-- Start ITEMS --

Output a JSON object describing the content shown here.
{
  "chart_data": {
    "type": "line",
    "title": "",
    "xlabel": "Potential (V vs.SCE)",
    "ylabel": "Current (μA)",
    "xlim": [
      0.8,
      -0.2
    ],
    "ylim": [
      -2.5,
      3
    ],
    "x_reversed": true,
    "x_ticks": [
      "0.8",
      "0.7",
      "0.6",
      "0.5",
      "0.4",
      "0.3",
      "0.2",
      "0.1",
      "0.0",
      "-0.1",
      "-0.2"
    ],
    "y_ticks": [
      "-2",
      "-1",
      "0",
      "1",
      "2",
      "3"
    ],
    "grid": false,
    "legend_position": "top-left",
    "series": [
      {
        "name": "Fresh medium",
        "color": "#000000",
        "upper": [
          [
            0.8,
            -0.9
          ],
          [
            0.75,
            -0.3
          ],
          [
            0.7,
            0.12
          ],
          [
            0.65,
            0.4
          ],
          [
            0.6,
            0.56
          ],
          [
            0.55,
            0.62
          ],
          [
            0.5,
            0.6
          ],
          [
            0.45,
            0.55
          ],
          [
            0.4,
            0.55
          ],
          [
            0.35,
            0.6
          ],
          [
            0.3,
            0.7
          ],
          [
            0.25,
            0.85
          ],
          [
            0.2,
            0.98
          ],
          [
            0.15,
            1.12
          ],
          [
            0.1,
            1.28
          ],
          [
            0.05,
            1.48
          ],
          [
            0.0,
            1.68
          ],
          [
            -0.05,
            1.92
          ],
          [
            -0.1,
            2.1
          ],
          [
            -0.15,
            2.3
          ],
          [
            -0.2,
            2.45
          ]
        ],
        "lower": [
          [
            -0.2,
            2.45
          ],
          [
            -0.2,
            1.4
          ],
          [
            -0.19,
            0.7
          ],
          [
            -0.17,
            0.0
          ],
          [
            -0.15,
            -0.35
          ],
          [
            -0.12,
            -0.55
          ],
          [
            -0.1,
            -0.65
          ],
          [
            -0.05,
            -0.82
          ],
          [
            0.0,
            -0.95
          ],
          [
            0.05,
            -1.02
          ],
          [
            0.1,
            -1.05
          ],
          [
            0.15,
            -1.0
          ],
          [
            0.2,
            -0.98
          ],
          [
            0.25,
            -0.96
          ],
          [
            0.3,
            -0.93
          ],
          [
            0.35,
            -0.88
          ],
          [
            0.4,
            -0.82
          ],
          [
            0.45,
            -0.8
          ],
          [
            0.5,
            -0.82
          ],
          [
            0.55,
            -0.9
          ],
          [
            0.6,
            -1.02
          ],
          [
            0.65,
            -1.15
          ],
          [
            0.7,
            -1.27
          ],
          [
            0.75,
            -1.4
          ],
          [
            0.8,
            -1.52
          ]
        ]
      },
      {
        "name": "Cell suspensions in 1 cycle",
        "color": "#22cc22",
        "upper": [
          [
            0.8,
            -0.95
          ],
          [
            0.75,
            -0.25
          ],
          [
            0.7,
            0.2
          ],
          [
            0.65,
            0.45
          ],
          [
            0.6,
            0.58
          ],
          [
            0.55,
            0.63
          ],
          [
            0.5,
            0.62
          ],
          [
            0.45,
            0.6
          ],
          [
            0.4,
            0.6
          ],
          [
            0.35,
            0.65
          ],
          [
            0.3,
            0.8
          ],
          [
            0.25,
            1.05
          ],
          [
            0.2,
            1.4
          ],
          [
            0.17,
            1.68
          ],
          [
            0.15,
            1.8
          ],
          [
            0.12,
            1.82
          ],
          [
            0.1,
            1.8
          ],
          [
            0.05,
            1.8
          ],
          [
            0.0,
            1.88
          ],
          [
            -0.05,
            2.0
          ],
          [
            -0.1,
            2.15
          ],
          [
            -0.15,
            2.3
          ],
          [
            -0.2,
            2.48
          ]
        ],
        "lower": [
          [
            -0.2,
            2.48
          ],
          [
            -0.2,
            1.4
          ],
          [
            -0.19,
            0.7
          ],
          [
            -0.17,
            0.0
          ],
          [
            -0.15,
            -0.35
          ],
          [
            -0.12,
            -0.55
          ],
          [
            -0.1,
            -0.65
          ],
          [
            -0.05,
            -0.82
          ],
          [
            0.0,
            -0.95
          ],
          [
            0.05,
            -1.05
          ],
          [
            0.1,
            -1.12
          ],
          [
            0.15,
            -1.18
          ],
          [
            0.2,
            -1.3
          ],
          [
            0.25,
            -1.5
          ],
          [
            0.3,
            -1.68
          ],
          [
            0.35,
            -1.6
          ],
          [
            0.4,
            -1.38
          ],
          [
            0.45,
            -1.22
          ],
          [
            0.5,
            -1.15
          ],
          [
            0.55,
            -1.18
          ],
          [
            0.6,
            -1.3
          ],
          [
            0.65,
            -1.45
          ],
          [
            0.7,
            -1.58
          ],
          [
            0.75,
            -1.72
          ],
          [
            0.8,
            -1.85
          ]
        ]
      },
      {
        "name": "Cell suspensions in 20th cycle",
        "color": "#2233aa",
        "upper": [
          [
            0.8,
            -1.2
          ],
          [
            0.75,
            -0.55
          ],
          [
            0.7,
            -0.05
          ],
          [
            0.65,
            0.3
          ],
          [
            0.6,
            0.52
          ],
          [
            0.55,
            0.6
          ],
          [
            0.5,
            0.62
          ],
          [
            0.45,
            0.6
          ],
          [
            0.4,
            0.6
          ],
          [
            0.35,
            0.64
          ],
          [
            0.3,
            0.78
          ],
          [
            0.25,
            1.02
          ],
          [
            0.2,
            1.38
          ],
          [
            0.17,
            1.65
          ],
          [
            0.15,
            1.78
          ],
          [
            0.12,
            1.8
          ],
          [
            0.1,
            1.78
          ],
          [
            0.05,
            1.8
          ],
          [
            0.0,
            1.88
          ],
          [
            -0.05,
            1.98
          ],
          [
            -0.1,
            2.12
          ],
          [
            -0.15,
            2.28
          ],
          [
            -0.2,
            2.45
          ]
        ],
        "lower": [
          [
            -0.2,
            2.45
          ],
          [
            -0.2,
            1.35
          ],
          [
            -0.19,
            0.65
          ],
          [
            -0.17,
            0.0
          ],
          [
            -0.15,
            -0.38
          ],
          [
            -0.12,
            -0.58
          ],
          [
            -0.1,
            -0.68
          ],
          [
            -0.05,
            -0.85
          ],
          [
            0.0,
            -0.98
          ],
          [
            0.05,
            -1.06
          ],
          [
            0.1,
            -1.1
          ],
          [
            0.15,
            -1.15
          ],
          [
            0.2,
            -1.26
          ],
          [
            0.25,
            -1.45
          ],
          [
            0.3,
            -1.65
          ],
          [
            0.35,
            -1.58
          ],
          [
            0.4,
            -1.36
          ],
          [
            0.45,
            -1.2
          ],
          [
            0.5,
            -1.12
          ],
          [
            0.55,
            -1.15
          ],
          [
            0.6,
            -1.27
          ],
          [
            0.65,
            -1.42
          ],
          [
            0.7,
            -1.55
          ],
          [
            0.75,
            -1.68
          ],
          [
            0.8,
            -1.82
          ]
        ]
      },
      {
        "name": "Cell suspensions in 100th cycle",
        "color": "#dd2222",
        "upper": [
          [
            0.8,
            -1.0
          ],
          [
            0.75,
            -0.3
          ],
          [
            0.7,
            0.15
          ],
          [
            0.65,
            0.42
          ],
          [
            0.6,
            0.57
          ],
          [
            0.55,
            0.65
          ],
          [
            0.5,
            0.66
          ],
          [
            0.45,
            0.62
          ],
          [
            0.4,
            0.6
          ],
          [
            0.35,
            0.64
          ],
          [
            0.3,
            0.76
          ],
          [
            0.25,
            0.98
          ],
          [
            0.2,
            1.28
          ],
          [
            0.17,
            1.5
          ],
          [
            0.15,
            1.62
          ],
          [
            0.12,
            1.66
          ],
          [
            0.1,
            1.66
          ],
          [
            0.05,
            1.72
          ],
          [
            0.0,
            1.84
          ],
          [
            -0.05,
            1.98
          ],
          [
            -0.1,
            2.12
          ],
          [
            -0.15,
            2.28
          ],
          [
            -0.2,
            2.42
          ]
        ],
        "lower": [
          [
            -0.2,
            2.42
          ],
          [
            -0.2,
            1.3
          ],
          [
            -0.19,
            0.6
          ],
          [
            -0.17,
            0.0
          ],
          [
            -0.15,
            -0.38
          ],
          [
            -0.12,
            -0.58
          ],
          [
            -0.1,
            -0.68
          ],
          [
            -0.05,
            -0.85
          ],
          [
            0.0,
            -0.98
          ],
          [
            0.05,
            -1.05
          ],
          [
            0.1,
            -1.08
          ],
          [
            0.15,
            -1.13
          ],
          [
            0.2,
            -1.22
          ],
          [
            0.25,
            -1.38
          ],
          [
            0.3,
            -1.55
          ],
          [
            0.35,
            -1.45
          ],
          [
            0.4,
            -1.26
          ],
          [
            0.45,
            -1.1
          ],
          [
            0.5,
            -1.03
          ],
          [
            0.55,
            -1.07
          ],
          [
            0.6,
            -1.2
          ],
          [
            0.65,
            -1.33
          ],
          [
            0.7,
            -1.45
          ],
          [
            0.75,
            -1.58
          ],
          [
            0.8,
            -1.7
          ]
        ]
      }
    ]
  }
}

-- End ITEMS --

REQUIRED WORK:
Look through the records and gather every line containing "color".

EXPECTED ANSWER:
        "color": "#000000",
        "color": "#22cc22",
        "color": "#2233aa",
        "color": "#dd2222",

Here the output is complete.